(Saved data entries)
_ _ _ _ _
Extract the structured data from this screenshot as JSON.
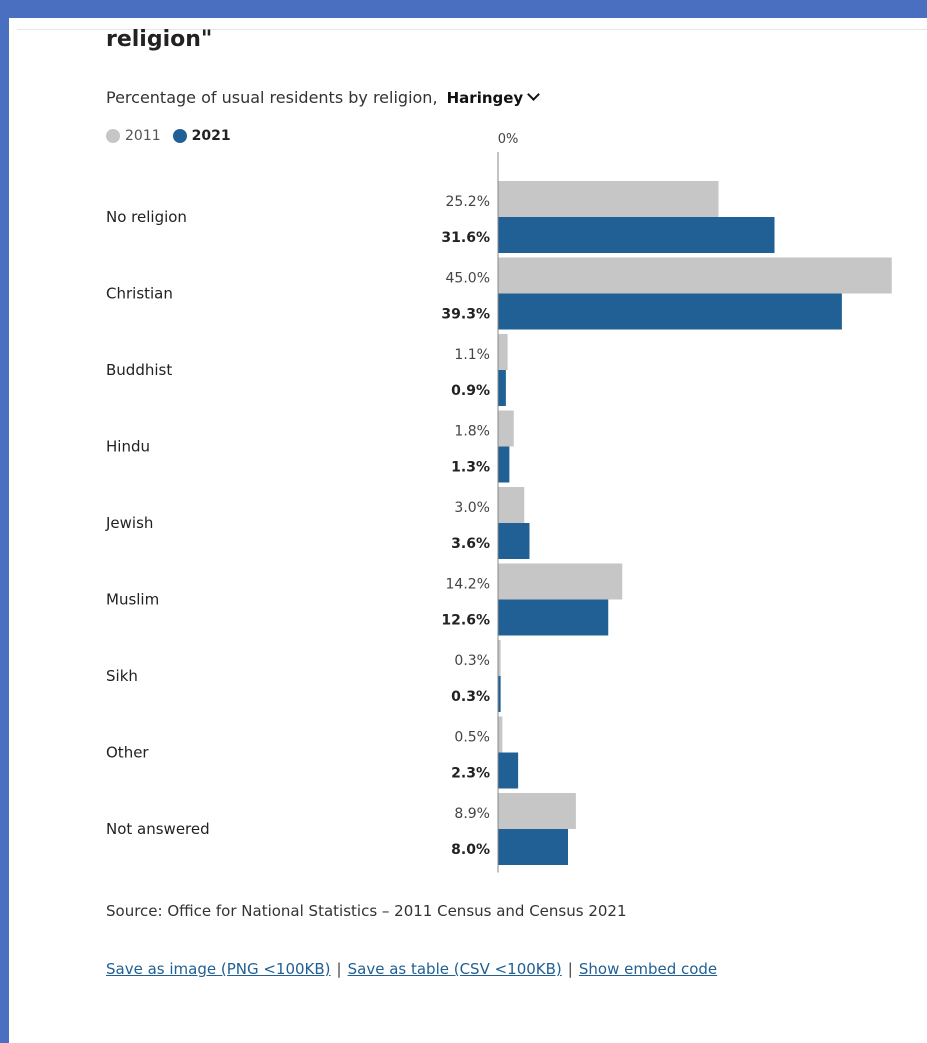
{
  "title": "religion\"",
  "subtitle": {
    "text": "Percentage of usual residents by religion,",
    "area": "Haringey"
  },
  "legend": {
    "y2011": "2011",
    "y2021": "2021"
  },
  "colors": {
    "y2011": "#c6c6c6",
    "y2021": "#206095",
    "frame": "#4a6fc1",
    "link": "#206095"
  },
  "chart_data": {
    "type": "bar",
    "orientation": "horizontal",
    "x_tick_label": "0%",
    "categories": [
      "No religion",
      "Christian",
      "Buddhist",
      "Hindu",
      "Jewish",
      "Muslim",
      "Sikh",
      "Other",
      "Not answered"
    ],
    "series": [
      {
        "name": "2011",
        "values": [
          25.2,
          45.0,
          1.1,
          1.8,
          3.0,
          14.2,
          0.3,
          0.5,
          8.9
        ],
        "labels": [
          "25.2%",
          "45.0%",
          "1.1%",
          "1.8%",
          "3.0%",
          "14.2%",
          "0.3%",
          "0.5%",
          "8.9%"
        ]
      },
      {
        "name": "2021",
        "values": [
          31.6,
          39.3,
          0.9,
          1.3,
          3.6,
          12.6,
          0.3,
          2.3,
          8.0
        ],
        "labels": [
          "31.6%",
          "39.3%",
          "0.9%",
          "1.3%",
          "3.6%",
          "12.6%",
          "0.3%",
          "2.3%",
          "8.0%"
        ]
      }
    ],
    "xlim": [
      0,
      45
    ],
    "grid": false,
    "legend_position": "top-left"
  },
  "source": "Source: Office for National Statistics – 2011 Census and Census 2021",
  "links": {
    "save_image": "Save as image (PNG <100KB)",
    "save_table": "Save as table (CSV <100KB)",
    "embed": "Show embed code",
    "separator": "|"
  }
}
_ _ _ _ _
PROBLEM TO WORK ON
Repeat the records above exactly, leaving out any pictures they contain.

WRITTEN ANSWER
Extract the structured data from this screenshot as JSON.
{
  "title": "religion\"",
  "subtitle": {
    "text": "Percentage of usual residents by religion,",
    "area": "Haringey"
  },
  "legend": {
    "y2011": "2011",
    "y2021": "2021"
  },
  "colors": {
    "y2011": "#c6c6c6",
    "y2021": "#206095",
    "frame": "#4a6fc1",
    "link": "#206095"
  },
  "chart_data": {
    "type": "bar",
    "orientation": "horizontal",
    "x_tick_label": "0%",
    "categories": [
      "No religion",
      "Christian",
      "Buddhist",
      "Hindu",
      "Jewish",
      "Muslim",
      "Sikh",
      "Other",
      "Not answered"
    ],
    "series": [
      {
        "name": "2011",
        "values": [
          25.2,
          45.0,
          1.1,
          1.8,
          3.0,
          14.2,
          0.3,
          0.5,
          8.9
        ],
        "labels": [
          "25.2%",
          "45.0%",
          "1.1%",
          "1.8%",
          "3.0%",
          "14.2%",
          "0.3%",
          "0.5%",
          "8.9%"
        ]
      },
      {
        "name": "2021",
        "values": [
          31.6,
          39.3,
          0.9,
          1.3,
          3.6,
          12.6,
          0.3,
          2.3,
          8.0
        ],
        "labels": [
          "31.6%",
          "39.3%",
          "0.9%",
          "1.3%",
          "3.6%",
          "12.6%",
          "0.3%",
          "2.3%",
          "8.0%"
        ]
      }
    ],
    "xlim": [
      0,
      45
    ],
    "grid": false,
    "legend_position": "top-left"
  },
  "source": "Source: Office for National Statistics – 2011 Census and Census 2021",
  "links": {
    "save_image": "Save as image (PNG <100KB)",
    "save_table": "Save as table (CSV <100KB)",
    "embed": "Show embed code",
    "separator": "|"
  }
}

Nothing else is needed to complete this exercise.